-- START OF Provided data --
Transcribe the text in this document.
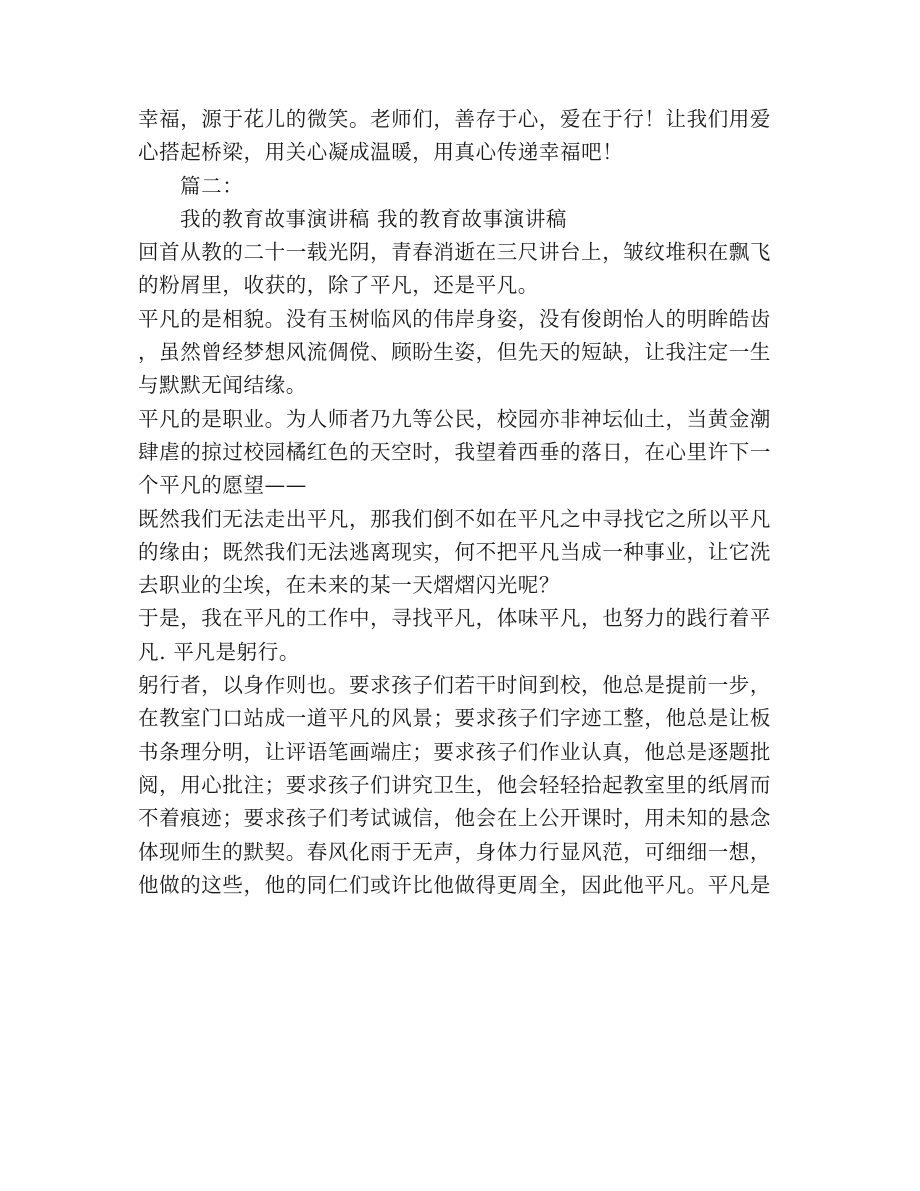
幸福，源于花儿的微笑。老师们，善存于心，爱在于行！让我们用爱
心搭起桥梁，用关心凝成温暖，用真心传递幸福吧！
篇二：
我的教育故事演讲稿 我的教育故事演讲稿
回首从教的二十一载光阴，青春消逝在三尺讲台上，皱纹堆积在飘飞
的粉屑里，收获的，除了平凡，还是平凡。
平凡的是相貌。没有玉树临风的伟岸身姿，没有俊朗怡人的明眸皓齿
，虽然曾经梦想风流倜傥、顾盼生姿，但先天的短缺，让我注定一生
与默默无闻结缘。
平凡的是职业。为人师者乃九等公民，校园亦非神坛仙土，当黄金潮
肆虐的掠过校园橘红色的天空时，我望着西垂的落日，在心里许下一
个平凡的愿望——
既然我们无法走出平凡，那我们倒不如在平凡之中寻找它之所以平凡
的缘由；既然我们无法逃离现实，何不把平凡当成一种事业，让它洗
去职业的尘埃，在未来的某一天熠熠闪光呢？
于是，我在平凡的工作中，寻找平凡，体味平凡，也努力的践行着平
凡. 平凡是躬行。
躬行者，以身作则也。要求孩子们若干时间到校，他总是提前一步，
在教室门口站成一道平凡的风景；要求孩子们字迹工整，他总是让板
书条理分明，让评语笔画端庄；要求孩子们作业认真，他总是逐题批
阅，用心批注；要求孩子们讲究卫生，他会轻轻拾起教室里的纸屑而
不着痕迹；要求孩子们考试诚信，他会在上公开课时，用未知的悬念
体现师生的默契。春风化雨于无声，身体力行显风范，可细细一想，
他做的这些，他的同仁们或许比他做得更周全，因此他平凡。平凡是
-- END OF Provided data --
— Stated exercise —
Retype each record exactly as it stands, but do not include the pictures.

— Output of the exercise —
Transcribe the text in this document.
幸福，源于花儿的微笑。老师们，善存于心，爱在于行！让我们用爱
心搭起桥梁，用关心凝成温暖，用真心传递幸福吧！
篇二：
我的教育故事演讲稿 我的教育故事演讲稿
回首从教的二十一载光阴，青春消逝在三尺讲台上，皱纹堆积在飘飞
的粉屑里，收获的，除了平凡，还是平凡。
平凡的是相貌。没有玉树临风的伟岸身姿，没有俊朗怡人的明眸皓齿
，虽然曾经梦想风流倜傥、顾盼生姿，但先天的短缺，让我注定一生
与默默无闻结缘。
平凡的是职业。为人师者乃九等公民，校园亦非神坛仙土，当黄金潮
肆虐的掠过校园橘红色的天空时，我望着西垂的落日，在心里许下一
个平凡的愿望——
既然我们无法走出平凡，那我们倒不如在平凡之中寻找它之所以平凡
的缘由；既然我们无法逃离现实，何不把平凡当成一种事业，让它洗
去职业的尘埃，在未来的某一天熠熠闪光呢？
于是，我在平凡的工作中，寻找平凡，体味平凡，也努力的践行着平
凡. 平凡是躬行。
躬行者，以身作则也。要求孩子们若干时间到校，他总是提前一步，
在教室门口站成一道平凡的风景；要求孩子们字迹工整，他总是让板
书条理分明，让评语笔画端庄；要求孩子们作业认真，他总是逐题批
阅，用心批注；要求孩子们讲究卫生，他会轻轻拾起教室里的纸屑而
不着痕迹；要求孩子们考试诚信，他会在上公开课时，用未知的悬念
体现师生的默契。春风化雨于无声，身体力行显风范，可细细一想，
他做的这些，他的同仁们或许比他做得更周全，因此他平凡。平凡是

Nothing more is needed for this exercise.